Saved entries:
--- start ---

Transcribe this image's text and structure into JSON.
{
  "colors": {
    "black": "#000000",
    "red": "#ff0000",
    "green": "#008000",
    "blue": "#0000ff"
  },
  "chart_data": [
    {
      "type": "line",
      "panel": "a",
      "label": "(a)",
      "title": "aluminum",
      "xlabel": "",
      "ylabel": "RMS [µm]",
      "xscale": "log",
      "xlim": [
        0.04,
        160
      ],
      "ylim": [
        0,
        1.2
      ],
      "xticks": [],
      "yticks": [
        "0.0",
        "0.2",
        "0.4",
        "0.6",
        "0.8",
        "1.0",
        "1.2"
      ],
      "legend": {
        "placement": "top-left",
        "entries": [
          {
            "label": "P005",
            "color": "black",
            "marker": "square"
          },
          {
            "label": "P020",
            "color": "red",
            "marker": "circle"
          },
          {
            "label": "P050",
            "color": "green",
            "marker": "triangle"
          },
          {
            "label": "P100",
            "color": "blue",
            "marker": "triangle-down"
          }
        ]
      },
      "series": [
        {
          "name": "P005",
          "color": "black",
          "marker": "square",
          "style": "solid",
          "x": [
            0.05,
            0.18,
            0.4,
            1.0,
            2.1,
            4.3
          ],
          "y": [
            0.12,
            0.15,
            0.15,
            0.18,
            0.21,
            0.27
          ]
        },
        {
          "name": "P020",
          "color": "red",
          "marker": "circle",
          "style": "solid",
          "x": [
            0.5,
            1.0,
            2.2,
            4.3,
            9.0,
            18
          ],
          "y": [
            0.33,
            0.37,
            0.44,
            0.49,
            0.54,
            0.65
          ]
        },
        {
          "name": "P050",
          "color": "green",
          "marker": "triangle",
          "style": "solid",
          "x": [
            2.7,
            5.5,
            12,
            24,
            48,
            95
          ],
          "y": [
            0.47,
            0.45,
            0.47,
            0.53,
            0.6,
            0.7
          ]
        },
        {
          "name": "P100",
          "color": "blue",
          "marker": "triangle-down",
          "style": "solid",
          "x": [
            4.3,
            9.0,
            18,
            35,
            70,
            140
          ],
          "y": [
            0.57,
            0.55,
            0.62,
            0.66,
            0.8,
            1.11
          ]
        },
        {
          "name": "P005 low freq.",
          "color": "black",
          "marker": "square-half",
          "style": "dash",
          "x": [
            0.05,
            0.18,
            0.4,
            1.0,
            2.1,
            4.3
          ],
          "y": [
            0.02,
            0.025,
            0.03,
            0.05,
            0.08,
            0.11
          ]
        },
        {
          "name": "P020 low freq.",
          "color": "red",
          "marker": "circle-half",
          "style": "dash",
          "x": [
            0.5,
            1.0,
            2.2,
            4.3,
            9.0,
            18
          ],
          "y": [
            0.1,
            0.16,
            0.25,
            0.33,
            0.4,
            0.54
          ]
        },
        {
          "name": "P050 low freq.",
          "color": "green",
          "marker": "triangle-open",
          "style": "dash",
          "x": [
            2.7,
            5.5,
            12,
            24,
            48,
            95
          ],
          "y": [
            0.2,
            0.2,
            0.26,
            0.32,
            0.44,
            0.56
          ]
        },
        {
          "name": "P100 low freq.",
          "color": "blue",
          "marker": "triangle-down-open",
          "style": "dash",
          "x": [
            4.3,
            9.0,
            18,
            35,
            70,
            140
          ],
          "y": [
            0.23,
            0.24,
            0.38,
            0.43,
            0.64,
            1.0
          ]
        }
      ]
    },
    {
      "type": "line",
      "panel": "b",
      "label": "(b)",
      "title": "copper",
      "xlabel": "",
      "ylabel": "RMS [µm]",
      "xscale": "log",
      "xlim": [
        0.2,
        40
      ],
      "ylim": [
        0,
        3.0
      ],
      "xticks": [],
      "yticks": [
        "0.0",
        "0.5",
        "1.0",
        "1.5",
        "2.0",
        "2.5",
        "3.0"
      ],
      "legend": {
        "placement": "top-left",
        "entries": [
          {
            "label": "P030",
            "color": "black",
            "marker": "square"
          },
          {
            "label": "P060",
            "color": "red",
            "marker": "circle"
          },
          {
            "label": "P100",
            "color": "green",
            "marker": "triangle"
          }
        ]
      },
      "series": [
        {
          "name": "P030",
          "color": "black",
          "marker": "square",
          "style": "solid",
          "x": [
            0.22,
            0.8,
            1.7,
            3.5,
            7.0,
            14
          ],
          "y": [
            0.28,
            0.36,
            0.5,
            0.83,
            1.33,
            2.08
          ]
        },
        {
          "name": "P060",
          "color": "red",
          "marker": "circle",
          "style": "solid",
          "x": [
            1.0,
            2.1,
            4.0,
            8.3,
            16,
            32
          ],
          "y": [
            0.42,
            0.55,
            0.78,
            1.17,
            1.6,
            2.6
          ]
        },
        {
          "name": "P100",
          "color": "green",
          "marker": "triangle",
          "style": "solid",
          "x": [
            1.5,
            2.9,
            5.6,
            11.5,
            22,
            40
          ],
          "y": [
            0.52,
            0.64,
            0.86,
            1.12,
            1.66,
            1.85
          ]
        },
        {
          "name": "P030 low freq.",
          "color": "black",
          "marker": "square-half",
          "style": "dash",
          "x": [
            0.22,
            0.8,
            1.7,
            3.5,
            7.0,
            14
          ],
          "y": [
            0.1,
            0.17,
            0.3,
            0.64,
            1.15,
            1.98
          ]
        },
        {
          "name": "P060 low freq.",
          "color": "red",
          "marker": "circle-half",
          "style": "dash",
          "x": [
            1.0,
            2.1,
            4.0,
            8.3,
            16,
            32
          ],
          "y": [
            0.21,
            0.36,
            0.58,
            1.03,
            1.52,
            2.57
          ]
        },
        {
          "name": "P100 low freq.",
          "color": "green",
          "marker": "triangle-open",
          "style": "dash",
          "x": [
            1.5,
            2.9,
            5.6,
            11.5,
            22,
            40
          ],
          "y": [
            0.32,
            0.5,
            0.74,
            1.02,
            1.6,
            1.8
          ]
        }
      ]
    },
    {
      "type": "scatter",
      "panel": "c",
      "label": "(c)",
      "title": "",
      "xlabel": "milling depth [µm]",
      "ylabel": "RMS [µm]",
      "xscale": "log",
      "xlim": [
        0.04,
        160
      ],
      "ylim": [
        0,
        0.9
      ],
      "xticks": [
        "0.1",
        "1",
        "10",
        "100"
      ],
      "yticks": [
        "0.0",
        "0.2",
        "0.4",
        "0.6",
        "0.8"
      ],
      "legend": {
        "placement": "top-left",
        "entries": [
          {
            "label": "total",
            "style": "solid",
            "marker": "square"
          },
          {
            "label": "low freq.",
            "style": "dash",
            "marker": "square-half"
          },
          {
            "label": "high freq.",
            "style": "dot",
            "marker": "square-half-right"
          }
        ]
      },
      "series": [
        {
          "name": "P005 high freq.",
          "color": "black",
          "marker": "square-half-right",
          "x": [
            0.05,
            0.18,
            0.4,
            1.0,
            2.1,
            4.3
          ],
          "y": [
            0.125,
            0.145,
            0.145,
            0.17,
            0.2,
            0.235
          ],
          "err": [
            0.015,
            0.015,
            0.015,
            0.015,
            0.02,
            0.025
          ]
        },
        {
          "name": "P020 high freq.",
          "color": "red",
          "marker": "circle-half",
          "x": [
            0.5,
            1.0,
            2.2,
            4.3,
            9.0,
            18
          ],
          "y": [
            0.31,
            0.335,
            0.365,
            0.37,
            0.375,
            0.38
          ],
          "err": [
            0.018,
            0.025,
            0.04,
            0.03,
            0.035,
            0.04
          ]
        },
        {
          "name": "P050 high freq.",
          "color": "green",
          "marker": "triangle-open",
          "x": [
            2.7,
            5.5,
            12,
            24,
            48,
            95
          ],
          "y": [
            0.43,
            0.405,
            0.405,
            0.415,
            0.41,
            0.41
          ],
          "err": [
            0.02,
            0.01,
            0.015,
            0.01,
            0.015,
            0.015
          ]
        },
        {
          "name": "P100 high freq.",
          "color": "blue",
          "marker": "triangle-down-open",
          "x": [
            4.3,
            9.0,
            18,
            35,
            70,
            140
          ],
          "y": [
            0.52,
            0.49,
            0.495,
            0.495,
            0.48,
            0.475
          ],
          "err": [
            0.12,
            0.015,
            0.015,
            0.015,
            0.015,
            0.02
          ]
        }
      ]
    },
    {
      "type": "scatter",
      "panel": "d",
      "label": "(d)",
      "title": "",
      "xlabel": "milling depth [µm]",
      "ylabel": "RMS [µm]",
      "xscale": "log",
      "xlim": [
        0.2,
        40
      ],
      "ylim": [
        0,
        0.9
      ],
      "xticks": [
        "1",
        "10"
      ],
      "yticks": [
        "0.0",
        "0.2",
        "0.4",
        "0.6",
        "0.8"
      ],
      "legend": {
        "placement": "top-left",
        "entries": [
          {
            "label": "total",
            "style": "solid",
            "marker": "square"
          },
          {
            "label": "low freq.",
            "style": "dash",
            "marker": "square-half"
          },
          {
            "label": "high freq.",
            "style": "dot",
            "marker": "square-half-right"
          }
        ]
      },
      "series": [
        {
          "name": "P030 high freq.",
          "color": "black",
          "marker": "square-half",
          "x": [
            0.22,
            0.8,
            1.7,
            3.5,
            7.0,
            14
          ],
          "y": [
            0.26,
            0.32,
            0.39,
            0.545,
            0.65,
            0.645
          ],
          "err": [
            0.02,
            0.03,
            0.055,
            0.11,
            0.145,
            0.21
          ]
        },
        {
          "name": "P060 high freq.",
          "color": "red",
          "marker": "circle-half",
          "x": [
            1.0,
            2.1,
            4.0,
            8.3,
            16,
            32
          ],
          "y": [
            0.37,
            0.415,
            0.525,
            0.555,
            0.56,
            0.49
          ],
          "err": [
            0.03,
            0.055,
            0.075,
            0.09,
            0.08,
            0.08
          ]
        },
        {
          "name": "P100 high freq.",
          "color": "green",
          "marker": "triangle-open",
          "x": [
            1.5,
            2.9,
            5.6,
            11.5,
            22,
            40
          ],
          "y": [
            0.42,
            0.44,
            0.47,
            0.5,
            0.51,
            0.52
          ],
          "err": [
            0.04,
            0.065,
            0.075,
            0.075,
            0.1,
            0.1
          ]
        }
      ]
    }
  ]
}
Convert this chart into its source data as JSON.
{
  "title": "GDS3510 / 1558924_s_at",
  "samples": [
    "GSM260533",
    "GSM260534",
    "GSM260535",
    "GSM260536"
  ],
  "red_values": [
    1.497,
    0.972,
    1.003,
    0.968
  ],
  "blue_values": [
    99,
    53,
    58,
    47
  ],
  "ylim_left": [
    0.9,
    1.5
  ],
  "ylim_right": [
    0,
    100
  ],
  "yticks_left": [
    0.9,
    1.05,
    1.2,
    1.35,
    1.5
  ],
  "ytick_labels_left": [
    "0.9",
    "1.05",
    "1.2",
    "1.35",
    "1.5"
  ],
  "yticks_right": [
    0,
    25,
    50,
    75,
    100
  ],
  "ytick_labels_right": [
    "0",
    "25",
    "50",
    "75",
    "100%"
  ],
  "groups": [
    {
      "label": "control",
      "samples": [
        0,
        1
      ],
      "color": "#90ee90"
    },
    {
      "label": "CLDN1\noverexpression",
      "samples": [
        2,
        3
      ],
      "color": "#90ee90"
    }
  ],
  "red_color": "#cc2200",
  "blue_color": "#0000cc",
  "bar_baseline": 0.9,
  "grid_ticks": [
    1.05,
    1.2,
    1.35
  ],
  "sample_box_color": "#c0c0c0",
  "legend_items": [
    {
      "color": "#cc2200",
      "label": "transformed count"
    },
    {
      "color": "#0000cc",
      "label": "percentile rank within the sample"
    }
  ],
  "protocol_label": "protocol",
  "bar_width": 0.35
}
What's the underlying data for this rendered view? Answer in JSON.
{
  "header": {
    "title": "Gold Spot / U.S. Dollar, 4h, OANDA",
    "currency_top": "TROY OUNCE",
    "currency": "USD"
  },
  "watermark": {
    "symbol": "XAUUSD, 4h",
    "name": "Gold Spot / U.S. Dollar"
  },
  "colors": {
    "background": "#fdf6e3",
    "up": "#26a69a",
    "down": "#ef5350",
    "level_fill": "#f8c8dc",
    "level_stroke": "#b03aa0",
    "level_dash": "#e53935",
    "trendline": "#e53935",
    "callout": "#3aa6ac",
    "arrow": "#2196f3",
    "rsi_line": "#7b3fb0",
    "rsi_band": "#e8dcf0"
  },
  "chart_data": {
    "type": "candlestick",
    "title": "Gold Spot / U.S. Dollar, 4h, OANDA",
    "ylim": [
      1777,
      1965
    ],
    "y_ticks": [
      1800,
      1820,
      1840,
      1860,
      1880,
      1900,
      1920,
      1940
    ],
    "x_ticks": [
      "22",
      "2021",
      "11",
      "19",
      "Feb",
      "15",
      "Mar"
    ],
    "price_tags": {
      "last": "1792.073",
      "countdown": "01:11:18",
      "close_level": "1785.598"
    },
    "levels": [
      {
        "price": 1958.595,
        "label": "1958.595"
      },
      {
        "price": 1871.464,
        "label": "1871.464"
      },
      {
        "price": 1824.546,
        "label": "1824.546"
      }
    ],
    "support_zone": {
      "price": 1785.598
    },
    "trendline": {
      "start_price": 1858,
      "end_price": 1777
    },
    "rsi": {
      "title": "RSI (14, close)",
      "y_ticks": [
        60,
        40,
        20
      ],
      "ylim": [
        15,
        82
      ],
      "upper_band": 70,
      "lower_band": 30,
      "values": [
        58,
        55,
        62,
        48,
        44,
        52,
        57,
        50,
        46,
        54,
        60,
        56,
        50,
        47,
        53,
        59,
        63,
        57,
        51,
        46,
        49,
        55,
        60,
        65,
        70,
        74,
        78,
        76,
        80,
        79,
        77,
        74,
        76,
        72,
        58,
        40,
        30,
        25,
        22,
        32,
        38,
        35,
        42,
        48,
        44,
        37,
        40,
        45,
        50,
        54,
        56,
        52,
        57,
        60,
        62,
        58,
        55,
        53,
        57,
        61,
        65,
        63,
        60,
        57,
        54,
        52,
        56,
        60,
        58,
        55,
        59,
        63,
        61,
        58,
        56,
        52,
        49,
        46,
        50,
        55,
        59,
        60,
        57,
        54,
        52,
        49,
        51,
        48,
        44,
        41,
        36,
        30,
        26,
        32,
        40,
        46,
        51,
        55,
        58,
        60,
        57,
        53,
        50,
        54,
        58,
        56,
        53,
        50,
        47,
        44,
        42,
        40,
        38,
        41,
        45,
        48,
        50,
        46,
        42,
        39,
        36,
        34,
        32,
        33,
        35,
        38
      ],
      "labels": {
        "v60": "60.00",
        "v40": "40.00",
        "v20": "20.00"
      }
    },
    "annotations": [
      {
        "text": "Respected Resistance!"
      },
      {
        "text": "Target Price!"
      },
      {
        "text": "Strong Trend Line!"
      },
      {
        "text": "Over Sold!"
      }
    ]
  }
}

--- end ---

Pick out the lines that contain "text" and copy them.

• Output of the exercise:
Transcribe this image's text and structure into JSON.
        "text": "Respected Resistance!"
        "text": "Target Price!"
        "text": "Strong Trend Line!"
        "text": "Over Sold!"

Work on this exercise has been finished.